Do this:
Answer these from the review comments on low-cost air sensor calibration:
(a) What site names do the plot labels in Fig. 2 to 11 use?
(b) Which technique validates the developed algorithms?
(c) Which Python machine learning library did the authors use?

Technical Corrections

Fig. 2 to 11: The plot labels given are India and NC throughout the manuscript whereas in text the sites are referred as Delhi and Raleigh. This discrepancy needs to be addressed.

Fig. 2 to 11: The units are required to be specified on the axis labels for clarity

Citation: https://doi.org/10.5194/amt-2022-140-RC2
- AC2:
  'Reply on RC2', Pawan Gupta, 28 Sep 2022
  General Comments
  This manuscript presents the results of performance evaluation of low cost purple air (PA-II) sensors against the regulatory grade PM2.5 monitors and develops machine learning based sensor calibration algorithms. This study developed two machine learning algorithms for Raleigh, NC, USA and Delhi, India using PM2.5 concentrations, temperatures and relative humidity values reported by PA-II sensors. The ten-fold cross validation technique is used validate the developed algorithms. The manuscript is very well organized and uses comprehensive statistical techniques.
  Response
  We thank the reviewer for the feedback. We provide our response below to the specific comments.
  
  Specific Comments
  Page 7, Line 7: “We used Scikit-learn (sklearn) machine learning library in Python (https://scikit-learn.org).”
  The authors may like to specify the version of library used, if applicable.

Data entries:
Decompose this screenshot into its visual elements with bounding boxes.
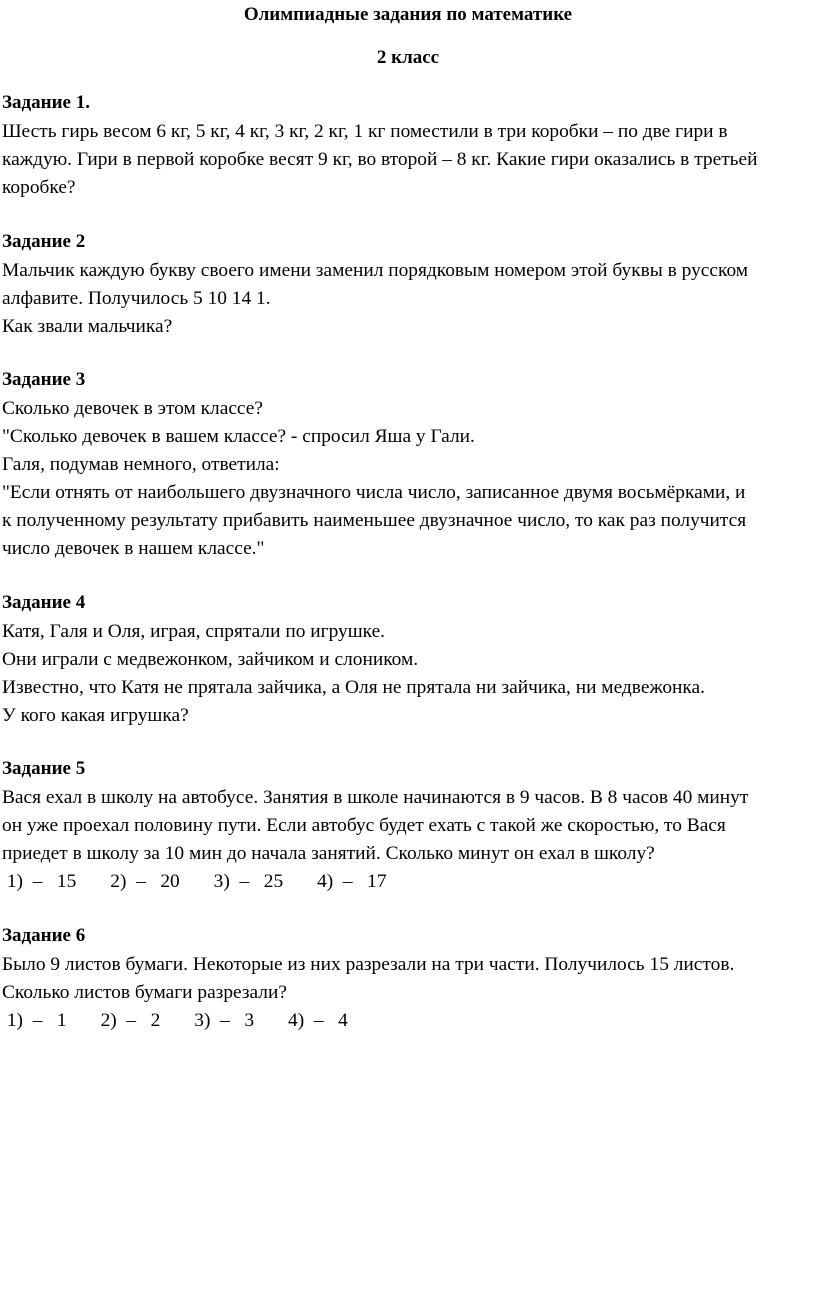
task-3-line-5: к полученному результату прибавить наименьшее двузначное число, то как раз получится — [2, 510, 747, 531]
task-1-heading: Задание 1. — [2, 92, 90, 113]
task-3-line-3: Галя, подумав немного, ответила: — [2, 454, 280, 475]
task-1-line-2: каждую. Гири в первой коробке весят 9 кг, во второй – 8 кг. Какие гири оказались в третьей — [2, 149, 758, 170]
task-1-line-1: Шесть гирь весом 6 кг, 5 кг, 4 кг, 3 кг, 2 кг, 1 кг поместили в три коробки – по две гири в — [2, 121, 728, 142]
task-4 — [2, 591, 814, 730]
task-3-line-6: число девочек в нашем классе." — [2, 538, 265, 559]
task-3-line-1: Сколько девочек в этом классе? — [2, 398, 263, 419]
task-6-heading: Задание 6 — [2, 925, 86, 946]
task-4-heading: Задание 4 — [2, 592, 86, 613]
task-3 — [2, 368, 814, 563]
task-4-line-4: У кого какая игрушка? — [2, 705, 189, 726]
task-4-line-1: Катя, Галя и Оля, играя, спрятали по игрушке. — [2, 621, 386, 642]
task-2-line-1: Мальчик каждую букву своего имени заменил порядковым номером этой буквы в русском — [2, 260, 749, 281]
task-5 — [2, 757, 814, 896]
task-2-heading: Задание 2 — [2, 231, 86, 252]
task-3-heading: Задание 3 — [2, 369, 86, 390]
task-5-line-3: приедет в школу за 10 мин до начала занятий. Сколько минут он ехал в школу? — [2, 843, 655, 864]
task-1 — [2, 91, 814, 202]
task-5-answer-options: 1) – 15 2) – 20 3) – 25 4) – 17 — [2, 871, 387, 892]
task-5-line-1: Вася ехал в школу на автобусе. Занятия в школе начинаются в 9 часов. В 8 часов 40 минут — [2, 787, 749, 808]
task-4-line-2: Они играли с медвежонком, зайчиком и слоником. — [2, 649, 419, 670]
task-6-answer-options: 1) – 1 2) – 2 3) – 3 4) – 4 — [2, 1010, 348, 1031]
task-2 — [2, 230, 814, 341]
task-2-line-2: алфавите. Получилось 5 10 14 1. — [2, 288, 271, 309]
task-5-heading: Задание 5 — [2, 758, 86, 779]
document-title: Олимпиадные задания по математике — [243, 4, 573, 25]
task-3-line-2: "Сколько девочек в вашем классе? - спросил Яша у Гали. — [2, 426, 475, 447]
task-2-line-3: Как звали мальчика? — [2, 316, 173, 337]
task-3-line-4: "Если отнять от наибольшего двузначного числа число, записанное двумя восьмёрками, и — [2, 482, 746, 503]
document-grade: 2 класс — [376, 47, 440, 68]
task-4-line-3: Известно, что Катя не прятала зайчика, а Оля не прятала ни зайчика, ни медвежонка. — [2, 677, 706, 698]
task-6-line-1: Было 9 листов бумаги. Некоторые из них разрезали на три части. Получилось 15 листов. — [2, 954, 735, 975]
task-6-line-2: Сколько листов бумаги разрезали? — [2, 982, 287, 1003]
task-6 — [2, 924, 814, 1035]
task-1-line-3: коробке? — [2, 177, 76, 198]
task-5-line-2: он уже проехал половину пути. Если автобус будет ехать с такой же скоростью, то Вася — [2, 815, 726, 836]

Answer to this task:
(a) India and NC
(b) The ten-fold cross validation technique
(c) Scikit-learn (sklearn)